» **Recorded data**:
-------

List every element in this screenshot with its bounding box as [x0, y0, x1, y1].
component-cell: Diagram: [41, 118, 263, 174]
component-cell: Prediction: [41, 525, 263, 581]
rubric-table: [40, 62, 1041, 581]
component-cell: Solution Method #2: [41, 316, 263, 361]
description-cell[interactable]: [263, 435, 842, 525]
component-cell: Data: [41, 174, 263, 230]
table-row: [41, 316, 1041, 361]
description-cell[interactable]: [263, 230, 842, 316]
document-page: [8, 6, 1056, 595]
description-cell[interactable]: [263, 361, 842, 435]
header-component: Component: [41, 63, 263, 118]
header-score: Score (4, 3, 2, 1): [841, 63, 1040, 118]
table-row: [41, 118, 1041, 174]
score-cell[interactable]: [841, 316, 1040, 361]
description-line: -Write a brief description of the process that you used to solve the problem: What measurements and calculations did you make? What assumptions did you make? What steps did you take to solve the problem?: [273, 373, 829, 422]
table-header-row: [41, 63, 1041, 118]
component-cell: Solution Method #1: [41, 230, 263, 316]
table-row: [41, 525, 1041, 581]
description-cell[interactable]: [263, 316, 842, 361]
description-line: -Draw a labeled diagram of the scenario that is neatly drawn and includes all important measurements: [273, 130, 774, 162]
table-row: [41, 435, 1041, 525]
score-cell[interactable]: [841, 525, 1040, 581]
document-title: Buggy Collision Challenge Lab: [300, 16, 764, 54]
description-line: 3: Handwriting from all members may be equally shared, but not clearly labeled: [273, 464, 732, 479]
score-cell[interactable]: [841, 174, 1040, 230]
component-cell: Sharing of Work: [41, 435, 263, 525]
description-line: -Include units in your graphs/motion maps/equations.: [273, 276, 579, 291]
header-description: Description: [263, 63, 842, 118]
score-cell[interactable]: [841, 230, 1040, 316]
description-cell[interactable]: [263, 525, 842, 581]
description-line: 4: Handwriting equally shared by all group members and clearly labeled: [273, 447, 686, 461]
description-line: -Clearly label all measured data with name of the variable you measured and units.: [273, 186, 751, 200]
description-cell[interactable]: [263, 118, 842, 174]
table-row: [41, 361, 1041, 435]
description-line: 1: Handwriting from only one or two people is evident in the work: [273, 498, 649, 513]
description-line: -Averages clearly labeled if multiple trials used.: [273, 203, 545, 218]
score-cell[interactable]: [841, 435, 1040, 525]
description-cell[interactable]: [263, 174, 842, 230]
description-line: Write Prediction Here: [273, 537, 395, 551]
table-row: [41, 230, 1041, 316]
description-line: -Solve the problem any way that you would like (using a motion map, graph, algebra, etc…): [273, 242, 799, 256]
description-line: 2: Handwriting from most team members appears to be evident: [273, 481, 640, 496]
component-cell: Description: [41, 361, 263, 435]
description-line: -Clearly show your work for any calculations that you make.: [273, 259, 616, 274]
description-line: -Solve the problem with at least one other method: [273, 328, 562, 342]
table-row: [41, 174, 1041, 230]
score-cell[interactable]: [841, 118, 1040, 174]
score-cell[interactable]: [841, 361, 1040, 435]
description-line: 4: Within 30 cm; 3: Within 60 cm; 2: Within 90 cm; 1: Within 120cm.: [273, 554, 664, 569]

-------

» **Problem to solve**:
Rewrite the lines above as a Markdown table with the columns "Row" and "Line", numbering each line and leaving out any blank ones.

» **Result of the exercise**:
| Row | Line |
|---|---|
| 1 | List every element in this screenshot with its bounding box as [x0, y0, x1, y1]. |
| 2 | component-cell: Diagram: [41, 118, 263, 174] |
| 3 | component-cell: Prediction: [41, 525, 263, 581] |
| 4 | rubric-table: [40, 62, 1041, 581] |
| 5 | component-cell: Solution Method #2: [41, 316, 263, 361] |
| 6 | description-cell[interactable]: [263, 435, 842, 525] |
| 7 | component-cell: Data: [41, 174, 263, 230] |
| 8 | table-row: [41, 316, 1041, 361] |
| 9 | description-cell[interactable]: [263, 230, 842, 316] |
| 10 | document-page: [8, 6, 1056, 595] |
| 11 | description-cell[interactable]: [263, 361, 842, 435] |
| 12 | header-component: Component: [41, 63, 263, 118] |
| 13 | header-score: Score (4, 3, 2, 1): [841, 63, 1040, 118] |
| 14 | table-row: [41, 118, 1041, 174] |
| 15 | score-cell[interactable]: [841, 316, 1040, 361] |
| 16 | description-line: -Write a brief description of the process that you used to solve the problem: What measurements and calculations did you make? What assumptions did you make? What steps did you take to solve the problem?: [273, 373, 829, 422] |
| 17 | table-header-row: [41, 63, 1041, 118] |
| 18 | component-cell: Solution Method #1: [41, 230, 263, 316] |
| 19 | table-row: [41, 525, 1041, 581] |
| 20 | description-cell[interactable]: [263, 316, 842, 361] |
| 21 | description-line: -Draw a labeled diagram of the scenario that is neatly drawn and includes all important measurements: [273, 130, 774, 162] |
| 22 | table-row: [41, 435, 1041, 525] |
| 23 | score-cell[interactable]: [841, 525, 1040, 581] |
| 24 | document-title: Buggy Collision Challenge Lab: [300, 16, 764, 54] |
| 25 | description-line: 3: Handwriting from all members may be equally shared, but not clearly labeled: [273, 464, 732, 479] |
| 26 | score-cell[interactable]: [841, 174, 1040, 230] |
| 27 | component-cell: Sharing of Work: [41, 435, 263, 525] |
| 28 | description-line: -Include units in your graphs/motion maps/equations.: [273, 276, 579, 291] |
| 29 | header-description: Description: [263, 63, 842, 118] |
| 30 | score-cell[interactable]: [841, 230, 1040, 316] |
| 31 | description-cell[interactable]: [263, 525, 842, 581] |
| 32 | description-line: 4: Handwriting equally shared by all group members and clearly labeled: [273, 447, 686, 461] |
| 33 | description-line: -Clearly label all measured data with name of the variable you measured and units.: [273, 186, 751, 200] |
| 34 | description-cell[interactable]: [263, 118, 842, 174] |
| 35 | table-row: [41, 361, 1041, 435] |
| 36 | description-line: 1: Handwriting from only one or two people is evident in the work: [273, 498, 649, 513] |
| 37 | description-line: -Averages clearly labeled if multiple trials used.: [273, 203, 545, 218] |
| 38 | score-cell[interactable]: [841, 435, 1040, 525] |
| 39 | description-cell[interactable]: [263, 174, 842, 230] |
| 40 | description-line: Write Prediction Here: [273, 537, 395, 551] |
| 41 | table-row: [41, 230, 1041, 316] |
| 42 | description-line: -Solve the problem any way that you would like (using a motion map, graph, algebra, etc…): [273, 242, 799, 256] |
| 43 | description-line: 2: Handwriting from most team members appears to be evident: [273, 481, 640, 496] |
| 44 | component-cell: Description: [41, 361, 263, 435] |
| 45 | description-line: -Clearly show your work for any calculations that you make.: [273, 259, 616, 274] |
| 46 | description-line: -Solve the problem with at least one other method: [273, 328, 562, 342] |
| 47 | table-row: [41, 174, 1041, 230] |
| 48 | score-cell[interactable]: [841, 118, 1040, 174] |
| 49 | score-cell[interactable]: [841, 361, 1040, 435] |
| 50 | description-line: 4: Within 30 cm; 3: Within 60 cm; 2: Within 90 cm; 1: Within 120cm.: [273, 554, 664, 569] |